» Problem description: Copy each line with the word "name" in it.

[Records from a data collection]
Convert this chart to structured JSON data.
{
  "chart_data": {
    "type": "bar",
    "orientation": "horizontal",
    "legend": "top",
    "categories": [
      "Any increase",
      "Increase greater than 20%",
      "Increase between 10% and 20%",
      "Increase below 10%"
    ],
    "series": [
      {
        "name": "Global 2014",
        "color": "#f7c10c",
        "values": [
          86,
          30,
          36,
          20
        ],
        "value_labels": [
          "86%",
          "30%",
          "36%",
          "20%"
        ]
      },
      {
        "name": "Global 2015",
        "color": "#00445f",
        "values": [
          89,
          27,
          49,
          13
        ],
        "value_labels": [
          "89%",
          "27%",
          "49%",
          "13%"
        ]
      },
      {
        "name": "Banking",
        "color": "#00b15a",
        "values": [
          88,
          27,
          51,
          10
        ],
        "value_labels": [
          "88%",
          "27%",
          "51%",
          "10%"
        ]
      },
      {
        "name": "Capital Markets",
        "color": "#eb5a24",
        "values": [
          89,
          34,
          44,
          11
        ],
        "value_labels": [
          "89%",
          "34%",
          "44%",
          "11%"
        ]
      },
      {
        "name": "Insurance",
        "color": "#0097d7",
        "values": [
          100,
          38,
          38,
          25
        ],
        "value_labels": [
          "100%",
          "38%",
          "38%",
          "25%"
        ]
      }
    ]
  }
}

--

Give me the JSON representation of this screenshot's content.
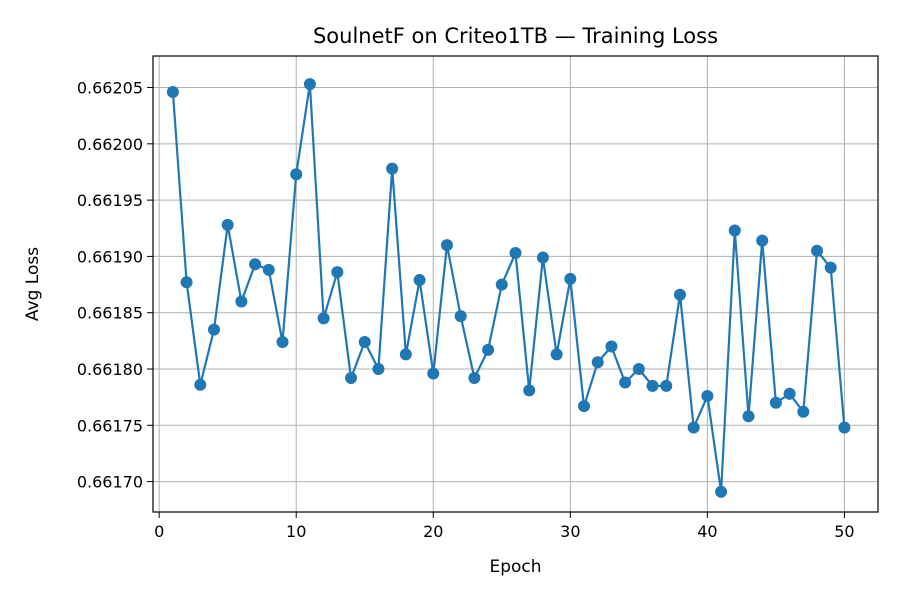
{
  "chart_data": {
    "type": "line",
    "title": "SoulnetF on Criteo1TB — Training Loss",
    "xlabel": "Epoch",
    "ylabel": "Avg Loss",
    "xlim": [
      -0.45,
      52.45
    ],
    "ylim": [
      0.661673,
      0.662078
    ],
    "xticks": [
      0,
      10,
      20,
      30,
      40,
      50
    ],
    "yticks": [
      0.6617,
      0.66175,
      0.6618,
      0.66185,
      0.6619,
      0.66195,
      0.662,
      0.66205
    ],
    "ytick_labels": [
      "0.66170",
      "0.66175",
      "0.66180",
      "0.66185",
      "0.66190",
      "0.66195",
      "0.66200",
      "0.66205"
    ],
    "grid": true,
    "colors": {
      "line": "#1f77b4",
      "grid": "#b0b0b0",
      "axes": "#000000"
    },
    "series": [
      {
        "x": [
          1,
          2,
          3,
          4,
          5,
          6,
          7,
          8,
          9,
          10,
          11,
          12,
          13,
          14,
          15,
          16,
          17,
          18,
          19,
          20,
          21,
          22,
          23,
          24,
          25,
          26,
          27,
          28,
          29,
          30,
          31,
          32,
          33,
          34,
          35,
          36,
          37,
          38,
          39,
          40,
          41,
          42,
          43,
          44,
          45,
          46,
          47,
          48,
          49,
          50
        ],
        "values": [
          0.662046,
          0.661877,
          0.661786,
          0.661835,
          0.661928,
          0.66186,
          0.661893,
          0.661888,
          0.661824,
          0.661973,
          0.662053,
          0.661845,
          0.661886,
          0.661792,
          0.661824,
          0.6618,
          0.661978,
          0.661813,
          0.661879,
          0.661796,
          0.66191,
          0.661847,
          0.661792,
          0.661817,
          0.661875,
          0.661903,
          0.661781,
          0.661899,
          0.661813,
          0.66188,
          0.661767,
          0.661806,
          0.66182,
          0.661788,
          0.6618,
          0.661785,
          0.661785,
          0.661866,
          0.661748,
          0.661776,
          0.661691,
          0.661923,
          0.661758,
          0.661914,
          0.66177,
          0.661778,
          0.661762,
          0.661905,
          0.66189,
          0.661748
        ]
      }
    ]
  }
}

» Task result:
        "name": "Global 2014",
        "name": "Global 2015",
        "name": "Banking",
        "name": "Capital Markets",
        "name": "Insurance",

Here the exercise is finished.